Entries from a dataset
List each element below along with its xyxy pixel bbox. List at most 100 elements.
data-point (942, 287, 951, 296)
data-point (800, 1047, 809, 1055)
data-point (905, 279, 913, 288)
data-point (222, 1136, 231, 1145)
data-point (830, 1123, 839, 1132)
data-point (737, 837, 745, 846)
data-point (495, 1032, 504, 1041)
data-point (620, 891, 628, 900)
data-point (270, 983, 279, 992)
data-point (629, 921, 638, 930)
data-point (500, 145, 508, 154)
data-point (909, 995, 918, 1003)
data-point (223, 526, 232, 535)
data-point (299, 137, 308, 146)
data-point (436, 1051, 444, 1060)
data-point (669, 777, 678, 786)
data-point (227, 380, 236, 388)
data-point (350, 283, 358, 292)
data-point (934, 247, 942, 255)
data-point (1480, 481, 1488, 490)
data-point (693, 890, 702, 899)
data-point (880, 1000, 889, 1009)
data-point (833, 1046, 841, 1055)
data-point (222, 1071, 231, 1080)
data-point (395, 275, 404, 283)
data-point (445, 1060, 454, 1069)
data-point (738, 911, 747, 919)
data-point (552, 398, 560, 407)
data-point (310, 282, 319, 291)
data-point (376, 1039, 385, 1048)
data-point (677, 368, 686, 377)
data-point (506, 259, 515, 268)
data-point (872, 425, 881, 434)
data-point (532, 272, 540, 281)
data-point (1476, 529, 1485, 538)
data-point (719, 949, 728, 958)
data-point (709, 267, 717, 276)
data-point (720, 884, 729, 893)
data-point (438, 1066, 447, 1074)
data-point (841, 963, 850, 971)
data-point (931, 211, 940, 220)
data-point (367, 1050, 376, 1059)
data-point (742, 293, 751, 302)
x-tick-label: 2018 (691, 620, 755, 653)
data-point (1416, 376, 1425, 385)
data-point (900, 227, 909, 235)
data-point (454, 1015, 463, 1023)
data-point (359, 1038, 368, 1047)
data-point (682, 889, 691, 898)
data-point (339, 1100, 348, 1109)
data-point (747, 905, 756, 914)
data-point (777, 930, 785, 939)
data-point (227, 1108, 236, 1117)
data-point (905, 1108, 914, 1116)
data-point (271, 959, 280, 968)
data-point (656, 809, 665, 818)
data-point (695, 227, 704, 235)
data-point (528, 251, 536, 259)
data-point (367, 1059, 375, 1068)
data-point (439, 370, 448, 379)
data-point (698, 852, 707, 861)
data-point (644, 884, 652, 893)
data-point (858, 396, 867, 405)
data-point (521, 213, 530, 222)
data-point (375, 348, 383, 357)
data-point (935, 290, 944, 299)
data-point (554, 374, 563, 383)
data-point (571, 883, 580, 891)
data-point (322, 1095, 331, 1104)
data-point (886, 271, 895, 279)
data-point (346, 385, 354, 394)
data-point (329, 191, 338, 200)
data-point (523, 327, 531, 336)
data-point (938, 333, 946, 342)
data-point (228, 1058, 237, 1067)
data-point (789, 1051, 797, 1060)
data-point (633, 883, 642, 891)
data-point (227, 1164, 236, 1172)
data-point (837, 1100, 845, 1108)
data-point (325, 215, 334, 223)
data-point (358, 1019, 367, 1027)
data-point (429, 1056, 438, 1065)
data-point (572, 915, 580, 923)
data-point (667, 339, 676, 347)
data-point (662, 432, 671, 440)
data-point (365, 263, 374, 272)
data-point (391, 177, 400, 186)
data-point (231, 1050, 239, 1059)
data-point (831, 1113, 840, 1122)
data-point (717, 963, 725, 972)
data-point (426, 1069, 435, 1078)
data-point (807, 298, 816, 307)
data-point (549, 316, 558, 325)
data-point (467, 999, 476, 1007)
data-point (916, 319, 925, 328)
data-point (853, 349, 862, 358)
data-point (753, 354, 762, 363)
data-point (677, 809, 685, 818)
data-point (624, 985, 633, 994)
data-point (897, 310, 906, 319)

■ Stated problem: Copy all of the data above line for line, changing nothing.

■ Completed exercise:
List each element below along with its xyxy pixel bbox. List at most 100 elements.
data-point (942, 287, 951, 296)
data-point (800, 1047, 809, 1055)
data-point (905, 279, 913, 288)
data-point (222, 1136, 231, 1145)
data-point (830, 1123, 839, 1132)
data-point (737, 837, 745, 846)
data-point (495, 1032, 504, 1041)
data-point (620, 891, 628, 900)
data-point (270, 983, 279, 992)
data-point (629, 921, 638, 930)
data-point (500, 145, 508, 154)
data-point (909, 995, 918, 1003)
data-point (223, 526, 232, 535)
data-point (299, 137, 308, 146)
data-point (436, 1051, 444, 1060)
data-point (669, 777, 678, 786)
data-point (227, 380, 236, 388)
data-point (350, 283, 358, 292)
data-point (934, 247, 942, 255)
data-point (1480, 481, 1488, 490)
data-point (693, 890, 702, 899)
data-point (880, 1000, 889, 1009)
data-point (833, 1046, 841, 1055)
data-point (222, 1071, 231, 1080)
data-point (395, 275, 404, 283)
data-point (445, 1060, 454, 1069)
data-point (738, 911, 747, 919)
data-point (552, 398, 560, 407)
data-point (310, 282, 319, 291)
data-point (376, 1039, 385, 1048)
data-point (677, 368, 686, 377)
data-point (506, 259, 515, 268)
data-point (872, 425, 881, 434)
data-point (532, 272, 540, 281)
data-point (1476, 529, 1485, 538)
data-point (719, 949, 728, 958)
data-point (709, 267, 717, 276)
data-point (720, 884, 729, 893)
data-point (438, 1066, 447, 1074)
data-point (841, 963, 850, 971)
data-point (931, 211, 940, 220)
data-point (367, 1050, 376, 1059)
data-point (742, 293, 751, 302)
x-tick-label: 2018 (691, 620, 755, 653)
data-point (1416, 376, 1425, 385)
data-point (900, 227, 909, 235)
data-point (454, 1015, 463, 1023)
data-point (359, 1038, 368, 1047)
data-point (682, 889, 691, 898)
data-point (339, 1100, 348, 1109)
data-point (747, 905, 756, 914)
data-point (777, 930, 785, 939)
data-point (227, 1108, 236, 1117)
data-point (905, 1108, 914, 1116)
data-point (271, 959, 280, 968)
data-point (656, 809, 665, 818)
data-point (695, 227, 704, 235)
data-point (528, 251, 536, 259)
data-point (367, 1059, 375, 1068)
data-point (439, 370, 448, 379)
data-point (698, 852, 707, 861)
data-point (644, 884, 652, 893)
data-point (858, 396, 867, 405)
data-point (521, 213, 530, 222)
data-point (375, 348, 383, 357)
data-point (935, 290, 944, 299)
data-point (554, 374, 563, 383)
data-point (571, 883, 580, 891)
data-point (322, 1095, 331, 1104)
data-point (886, 271, 895, 279)
data-point (346, 385, 354, 394)
data-point (329, 191, 338, 200)
data-point (523, 327, 531, 336)
data-point (938, 333, 946, 342)
data-point (228, 1058, 237, 1067)
data-point (789, 1051, 797, 1060)
data-point (633, 883, 642, 891)
data-point (227, 1164, 236, 1172)
data-point (837, 1100, 845, 1108)
data-point (325, 215, 334, 223)
data-point (358, 1019, 367, 1027)
data-point (429, 1056, 438, 1065)
data-point (572, 915, 580, 923)
data-point (667, 339, 676, 347)
data-point (662, 432, 671, 440)
data-point (365, 263, 374, 272)
data-point (391, 177, 400, 186)
data-point (231, 1050, 239, 1059)
data-point (831, 1113, 840, 1122)
data-point (717, 963, 725, 972)
data-point (426, 1069, 435, 1078)
data-point (807, 298, 816, 307)
data-point (549, 316, 558, 325)
data-point (467, 999, 476, 1007)
data-point (916, 319, 925, 328)
data-point (853, 349, 862, 358)
data-point (753, 354, 762, 363)
data-point (677, 809, 685, 818)
data-point (624, 985, 633, 994)
data-point (897, 310, 906, 319)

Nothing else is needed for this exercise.